* Task prompt *
Copy out, from the entries below, each line holding the string "title".

* Available records *
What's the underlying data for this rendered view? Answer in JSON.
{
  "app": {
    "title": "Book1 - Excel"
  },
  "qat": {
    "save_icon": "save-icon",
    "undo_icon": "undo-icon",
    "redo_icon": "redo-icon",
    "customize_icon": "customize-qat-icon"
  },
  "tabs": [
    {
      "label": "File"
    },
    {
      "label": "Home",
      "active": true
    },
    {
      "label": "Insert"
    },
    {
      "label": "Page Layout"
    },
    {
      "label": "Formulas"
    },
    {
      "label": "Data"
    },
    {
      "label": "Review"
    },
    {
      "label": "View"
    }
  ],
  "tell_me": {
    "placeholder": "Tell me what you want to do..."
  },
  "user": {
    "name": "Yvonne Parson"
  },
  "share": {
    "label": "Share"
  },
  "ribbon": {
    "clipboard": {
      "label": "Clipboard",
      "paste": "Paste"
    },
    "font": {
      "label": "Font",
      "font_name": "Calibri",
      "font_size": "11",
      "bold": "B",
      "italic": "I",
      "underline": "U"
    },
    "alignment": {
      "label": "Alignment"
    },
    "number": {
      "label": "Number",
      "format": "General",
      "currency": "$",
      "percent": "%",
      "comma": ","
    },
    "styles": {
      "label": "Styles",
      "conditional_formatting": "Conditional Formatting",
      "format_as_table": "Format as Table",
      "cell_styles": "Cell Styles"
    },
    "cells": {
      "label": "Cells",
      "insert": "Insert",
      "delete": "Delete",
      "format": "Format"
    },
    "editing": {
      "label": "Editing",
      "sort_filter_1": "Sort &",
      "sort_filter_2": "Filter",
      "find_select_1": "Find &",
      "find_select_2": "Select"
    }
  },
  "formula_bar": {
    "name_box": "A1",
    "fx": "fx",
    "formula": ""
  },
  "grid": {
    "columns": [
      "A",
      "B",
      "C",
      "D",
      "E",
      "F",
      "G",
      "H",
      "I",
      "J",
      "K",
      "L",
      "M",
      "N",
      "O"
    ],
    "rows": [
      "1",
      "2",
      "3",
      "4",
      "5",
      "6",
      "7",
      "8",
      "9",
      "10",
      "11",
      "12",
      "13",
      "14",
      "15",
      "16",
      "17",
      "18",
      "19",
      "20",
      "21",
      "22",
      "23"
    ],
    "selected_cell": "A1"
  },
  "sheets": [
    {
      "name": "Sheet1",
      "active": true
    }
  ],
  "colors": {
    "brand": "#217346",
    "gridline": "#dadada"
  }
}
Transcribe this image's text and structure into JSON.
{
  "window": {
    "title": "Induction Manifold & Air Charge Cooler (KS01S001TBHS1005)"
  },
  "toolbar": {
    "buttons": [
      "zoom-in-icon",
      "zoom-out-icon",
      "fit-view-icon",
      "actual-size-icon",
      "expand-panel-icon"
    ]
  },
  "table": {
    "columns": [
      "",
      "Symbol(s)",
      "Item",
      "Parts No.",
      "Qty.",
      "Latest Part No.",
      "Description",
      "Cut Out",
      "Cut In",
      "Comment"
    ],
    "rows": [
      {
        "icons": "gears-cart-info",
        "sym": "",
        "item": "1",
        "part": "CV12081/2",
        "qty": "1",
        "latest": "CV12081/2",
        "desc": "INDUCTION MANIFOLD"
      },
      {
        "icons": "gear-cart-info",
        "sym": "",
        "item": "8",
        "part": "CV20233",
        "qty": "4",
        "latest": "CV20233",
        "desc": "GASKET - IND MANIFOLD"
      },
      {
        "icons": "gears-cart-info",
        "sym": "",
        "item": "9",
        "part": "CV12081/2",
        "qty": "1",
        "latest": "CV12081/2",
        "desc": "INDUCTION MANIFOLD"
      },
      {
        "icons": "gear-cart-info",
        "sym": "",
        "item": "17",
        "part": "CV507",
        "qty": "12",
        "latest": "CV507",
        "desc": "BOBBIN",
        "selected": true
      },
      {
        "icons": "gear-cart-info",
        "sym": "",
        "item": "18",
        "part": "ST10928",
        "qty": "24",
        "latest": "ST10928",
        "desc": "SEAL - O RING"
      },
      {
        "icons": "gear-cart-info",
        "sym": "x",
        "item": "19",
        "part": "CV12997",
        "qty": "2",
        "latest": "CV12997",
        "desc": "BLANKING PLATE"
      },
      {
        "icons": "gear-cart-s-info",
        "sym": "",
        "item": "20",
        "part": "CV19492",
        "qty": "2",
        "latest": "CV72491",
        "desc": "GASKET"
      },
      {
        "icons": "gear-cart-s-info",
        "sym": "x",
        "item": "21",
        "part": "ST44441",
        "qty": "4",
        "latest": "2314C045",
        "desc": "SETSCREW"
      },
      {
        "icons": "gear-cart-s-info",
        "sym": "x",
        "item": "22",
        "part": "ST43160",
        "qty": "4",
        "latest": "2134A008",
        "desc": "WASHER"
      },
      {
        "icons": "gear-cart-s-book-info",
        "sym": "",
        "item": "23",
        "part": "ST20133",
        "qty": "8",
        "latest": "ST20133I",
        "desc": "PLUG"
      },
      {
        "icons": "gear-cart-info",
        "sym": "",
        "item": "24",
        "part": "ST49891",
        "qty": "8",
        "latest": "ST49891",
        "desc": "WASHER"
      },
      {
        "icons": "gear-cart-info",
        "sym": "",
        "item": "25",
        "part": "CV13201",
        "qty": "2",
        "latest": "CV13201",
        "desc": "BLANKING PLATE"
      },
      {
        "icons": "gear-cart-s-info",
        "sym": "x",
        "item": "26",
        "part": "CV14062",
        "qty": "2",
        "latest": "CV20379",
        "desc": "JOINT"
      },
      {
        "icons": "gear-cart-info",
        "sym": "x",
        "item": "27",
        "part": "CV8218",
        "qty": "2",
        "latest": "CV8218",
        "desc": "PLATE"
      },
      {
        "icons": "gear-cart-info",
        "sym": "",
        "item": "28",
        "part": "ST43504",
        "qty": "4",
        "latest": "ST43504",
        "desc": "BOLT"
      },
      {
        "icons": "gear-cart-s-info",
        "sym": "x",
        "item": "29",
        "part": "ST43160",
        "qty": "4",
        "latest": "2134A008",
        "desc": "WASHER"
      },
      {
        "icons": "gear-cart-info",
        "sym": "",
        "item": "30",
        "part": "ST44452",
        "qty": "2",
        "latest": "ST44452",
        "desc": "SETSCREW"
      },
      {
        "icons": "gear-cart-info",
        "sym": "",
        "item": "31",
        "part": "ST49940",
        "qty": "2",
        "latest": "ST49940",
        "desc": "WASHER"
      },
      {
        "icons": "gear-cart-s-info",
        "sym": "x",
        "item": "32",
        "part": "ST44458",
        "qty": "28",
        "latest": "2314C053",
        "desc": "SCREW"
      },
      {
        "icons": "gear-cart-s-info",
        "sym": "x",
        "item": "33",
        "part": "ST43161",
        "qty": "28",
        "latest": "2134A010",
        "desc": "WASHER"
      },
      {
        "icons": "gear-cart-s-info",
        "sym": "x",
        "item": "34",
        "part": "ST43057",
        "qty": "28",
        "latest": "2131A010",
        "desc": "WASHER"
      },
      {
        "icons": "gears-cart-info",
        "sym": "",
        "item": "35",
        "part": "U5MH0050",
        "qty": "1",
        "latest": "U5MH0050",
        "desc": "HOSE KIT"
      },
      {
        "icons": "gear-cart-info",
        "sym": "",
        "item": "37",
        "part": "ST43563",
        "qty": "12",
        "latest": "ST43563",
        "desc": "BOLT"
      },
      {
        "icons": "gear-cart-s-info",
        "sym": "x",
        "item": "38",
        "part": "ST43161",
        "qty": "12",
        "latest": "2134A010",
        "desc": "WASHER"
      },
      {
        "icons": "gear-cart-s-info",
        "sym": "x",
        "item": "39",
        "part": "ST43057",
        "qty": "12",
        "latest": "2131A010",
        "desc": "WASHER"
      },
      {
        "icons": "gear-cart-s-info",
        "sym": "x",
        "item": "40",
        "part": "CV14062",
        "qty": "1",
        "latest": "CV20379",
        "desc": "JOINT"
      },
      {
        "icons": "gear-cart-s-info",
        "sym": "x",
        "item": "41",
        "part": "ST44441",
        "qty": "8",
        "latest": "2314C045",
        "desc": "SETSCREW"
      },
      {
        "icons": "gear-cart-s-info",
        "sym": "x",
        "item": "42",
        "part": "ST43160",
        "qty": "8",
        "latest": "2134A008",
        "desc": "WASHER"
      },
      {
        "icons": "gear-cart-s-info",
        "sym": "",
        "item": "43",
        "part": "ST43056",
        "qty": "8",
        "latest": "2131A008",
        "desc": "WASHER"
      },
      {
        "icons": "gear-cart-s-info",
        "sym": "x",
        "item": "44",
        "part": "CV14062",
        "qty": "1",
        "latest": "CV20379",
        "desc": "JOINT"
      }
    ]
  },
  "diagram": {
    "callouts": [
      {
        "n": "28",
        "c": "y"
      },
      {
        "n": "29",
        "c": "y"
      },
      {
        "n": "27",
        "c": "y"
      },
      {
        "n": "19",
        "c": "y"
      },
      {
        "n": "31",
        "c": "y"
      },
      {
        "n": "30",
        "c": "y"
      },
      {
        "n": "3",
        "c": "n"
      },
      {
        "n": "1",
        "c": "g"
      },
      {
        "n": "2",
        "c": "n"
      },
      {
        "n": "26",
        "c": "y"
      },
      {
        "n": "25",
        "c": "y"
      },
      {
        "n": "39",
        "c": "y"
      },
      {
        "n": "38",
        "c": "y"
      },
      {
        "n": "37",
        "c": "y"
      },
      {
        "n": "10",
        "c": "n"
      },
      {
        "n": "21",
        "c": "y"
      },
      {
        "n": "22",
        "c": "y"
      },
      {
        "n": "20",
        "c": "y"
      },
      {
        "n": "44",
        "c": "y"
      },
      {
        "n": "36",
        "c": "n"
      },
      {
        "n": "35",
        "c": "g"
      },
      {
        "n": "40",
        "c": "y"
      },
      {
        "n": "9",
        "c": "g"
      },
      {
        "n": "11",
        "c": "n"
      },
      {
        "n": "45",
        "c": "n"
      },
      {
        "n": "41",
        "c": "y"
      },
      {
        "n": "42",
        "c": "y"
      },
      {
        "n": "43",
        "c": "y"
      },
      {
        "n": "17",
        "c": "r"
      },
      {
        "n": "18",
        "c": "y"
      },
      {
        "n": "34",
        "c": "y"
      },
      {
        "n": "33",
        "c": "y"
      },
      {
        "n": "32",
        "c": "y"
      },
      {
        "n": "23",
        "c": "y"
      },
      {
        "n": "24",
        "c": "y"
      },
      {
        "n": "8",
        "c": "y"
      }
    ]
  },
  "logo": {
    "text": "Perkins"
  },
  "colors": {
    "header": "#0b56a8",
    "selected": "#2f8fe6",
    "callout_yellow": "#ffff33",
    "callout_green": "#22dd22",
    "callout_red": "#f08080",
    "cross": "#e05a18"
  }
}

* Finished exercise *
    "title": "Book1 - Excel"
    "title": "Induction Manifold & Air Charge Cooler (KS01S001TBHS1005)"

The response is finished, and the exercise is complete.